━━ MATERIAL PROVIDED ━━

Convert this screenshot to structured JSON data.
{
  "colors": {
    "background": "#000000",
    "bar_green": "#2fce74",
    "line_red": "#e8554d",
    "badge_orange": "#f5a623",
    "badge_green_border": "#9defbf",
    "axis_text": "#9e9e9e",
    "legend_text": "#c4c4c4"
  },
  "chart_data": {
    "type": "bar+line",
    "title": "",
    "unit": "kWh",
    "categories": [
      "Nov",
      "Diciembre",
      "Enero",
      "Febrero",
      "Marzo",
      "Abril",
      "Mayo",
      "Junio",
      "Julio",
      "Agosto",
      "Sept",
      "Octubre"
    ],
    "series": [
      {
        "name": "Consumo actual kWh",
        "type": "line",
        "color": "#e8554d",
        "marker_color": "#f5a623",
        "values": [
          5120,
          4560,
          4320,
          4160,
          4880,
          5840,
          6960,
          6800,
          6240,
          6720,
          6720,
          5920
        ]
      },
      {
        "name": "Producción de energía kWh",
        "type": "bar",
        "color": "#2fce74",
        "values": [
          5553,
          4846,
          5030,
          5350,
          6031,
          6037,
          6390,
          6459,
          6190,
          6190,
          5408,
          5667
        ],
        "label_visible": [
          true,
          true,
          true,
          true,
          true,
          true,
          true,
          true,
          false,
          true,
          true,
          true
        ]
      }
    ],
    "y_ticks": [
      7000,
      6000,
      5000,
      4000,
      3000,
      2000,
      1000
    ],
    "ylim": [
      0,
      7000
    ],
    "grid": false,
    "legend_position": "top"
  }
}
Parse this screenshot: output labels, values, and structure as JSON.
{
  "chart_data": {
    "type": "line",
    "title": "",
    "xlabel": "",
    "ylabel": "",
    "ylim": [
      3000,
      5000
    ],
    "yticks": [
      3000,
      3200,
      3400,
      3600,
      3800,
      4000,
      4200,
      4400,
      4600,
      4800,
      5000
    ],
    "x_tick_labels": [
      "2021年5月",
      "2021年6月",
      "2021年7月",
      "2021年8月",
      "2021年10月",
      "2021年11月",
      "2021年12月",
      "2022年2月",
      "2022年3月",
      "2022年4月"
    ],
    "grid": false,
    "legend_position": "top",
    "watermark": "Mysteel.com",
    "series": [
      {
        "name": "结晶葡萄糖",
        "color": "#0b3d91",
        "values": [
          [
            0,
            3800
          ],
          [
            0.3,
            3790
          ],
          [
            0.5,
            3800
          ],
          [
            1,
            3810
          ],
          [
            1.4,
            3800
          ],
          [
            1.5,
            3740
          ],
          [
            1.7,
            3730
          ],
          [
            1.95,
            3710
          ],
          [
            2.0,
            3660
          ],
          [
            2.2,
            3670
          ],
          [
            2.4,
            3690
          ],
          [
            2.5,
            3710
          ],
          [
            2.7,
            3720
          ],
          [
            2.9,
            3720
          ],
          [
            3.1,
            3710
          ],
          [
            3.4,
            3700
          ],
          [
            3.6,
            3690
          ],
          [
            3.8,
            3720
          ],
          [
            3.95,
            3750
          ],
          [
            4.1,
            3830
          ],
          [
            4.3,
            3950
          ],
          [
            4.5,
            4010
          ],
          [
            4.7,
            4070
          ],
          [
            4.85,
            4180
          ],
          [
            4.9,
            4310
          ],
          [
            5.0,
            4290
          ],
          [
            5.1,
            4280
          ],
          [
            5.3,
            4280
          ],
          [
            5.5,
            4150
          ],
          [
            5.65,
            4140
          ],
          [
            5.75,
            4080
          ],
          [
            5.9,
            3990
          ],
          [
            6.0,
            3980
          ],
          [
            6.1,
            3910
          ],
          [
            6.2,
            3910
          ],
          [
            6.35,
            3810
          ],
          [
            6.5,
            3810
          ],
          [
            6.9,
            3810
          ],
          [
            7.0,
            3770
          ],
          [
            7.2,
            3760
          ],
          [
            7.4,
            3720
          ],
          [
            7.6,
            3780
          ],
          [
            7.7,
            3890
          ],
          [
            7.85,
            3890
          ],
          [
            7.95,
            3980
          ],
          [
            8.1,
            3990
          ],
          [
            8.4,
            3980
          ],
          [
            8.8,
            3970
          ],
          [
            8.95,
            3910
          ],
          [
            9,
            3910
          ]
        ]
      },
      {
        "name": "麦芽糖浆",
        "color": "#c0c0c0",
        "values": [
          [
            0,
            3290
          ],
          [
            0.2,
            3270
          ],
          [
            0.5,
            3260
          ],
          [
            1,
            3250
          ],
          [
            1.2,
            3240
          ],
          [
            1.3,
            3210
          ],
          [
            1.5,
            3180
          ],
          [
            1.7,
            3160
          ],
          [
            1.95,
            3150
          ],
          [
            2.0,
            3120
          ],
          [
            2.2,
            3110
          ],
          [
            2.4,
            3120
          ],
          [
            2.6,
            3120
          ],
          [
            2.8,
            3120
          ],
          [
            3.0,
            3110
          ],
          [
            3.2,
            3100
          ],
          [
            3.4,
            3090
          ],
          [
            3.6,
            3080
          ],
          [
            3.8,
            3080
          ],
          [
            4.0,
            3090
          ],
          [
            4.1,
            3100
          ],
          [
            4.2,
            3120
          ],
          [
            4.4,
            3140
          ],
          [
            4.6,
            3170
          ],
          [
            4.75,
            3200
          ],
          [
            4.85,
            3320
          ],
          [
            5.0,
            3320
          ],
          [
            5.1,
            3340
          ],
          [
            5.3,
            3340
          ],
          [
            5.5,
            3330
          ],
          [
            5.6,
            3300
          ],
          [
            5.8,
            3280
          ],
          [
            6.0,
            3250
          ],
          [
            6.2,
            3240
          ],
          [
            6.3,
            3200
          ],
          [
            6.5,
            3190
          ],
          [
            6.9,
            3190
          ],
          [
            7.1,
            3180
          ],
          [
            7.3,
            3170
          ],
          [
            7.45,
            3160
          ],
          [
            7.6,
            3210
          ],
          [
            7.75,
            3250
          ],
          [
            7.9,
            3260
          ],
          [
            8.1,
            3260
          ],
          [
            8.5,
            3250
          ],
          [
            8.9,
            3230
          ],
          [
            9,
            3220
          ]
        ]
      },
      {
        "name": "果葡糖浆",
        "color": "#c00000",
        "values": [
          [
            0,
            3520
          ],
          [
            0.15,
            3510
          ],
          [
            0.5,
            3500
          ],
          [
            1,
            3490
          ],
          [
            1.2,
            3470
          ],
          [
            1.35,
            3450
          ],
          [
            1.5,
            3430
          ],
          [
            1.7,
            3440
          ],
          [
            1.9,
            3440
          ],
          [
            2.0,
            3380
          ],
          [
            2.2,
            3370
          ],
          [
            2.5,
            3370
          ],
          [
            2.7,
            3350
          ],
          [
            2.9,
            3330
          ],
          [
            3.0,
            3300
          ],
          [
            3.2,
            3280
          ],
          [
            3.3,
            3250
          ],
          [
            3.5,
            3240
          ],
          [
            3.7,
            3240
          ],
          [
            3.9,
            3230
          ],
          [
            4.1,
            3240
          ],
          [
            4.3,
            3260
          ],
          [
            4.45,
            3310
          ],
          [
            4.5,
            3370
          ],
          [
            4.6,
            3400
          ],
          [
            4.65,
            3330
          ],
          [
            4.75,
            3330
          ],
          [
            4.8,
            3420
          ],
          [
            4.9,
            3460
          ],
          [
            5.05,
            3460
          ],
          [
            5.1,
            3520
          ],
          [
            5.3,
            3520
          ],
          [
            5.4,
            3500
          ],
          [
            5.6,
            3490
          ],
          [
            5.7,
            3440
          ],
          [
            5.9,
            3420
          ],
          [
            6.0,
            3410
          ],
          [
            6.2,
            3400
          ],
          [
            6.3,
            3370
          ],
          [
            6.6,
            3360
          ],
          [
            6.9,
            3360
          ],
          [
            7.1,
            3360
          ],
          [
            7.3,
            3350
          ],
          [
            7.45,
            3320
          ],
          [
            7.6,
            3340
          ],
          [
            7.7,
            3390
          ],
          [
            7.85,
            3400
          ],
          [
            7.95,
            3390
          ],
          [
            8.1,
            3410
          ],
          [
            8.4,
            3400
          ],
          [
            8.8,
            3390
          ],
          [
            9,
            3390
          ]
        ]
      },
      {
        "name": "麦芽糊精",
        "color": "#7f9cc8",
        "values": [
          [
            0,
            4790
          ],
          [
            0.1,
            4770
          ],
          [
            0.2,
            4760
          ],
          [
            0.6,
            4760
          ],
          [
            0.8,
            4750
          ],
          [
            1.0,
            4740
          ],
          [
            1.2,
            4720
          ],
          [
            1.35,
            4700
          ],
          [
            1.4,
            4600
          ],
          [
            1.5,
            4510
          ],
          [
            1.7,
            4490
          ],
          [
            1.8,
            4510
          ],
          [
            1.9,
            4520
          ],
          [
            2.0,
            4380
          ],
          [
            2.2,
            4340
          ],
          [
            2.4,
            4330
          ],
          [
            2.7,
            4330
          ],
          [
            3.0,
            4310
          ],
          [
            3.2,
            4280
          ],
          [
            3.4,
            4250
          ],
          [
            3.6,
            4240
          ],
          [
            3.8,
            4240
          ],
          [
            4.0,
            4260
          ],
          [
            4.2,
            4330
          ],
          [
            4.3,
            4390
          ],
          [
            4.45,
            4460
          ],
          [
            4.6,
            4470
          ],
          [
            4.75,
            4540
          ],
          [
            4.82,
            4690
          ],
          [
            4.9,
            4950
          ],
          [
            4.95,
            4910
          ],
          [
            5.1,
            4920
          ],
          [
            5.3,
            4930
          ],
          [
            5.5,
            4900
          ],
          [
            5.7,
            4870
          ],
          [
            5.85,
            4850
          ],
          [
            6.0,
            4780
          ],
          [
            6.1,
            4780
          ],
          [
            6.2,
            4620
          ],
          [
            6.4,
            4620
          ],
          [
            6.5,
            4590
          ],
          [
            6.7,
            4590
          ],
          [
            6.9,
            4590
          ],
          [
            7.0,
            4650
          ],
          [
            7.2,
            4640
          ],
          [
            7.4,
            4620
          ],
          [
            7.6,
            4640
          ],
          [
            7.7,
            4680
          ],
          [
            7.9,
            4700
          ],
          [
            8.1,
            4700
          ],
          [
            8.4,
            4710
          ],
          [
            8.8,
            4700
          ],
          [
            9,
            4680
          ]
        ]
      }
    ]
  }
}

━━━

WHAT THE EXERCISE ASKS. Copy every line of the material in which the word "this" occurs.

TASK ANSWER.
Convert this screenshot to structured JSON data.
Parse this screenshot: output labels, values, and structure as JSON.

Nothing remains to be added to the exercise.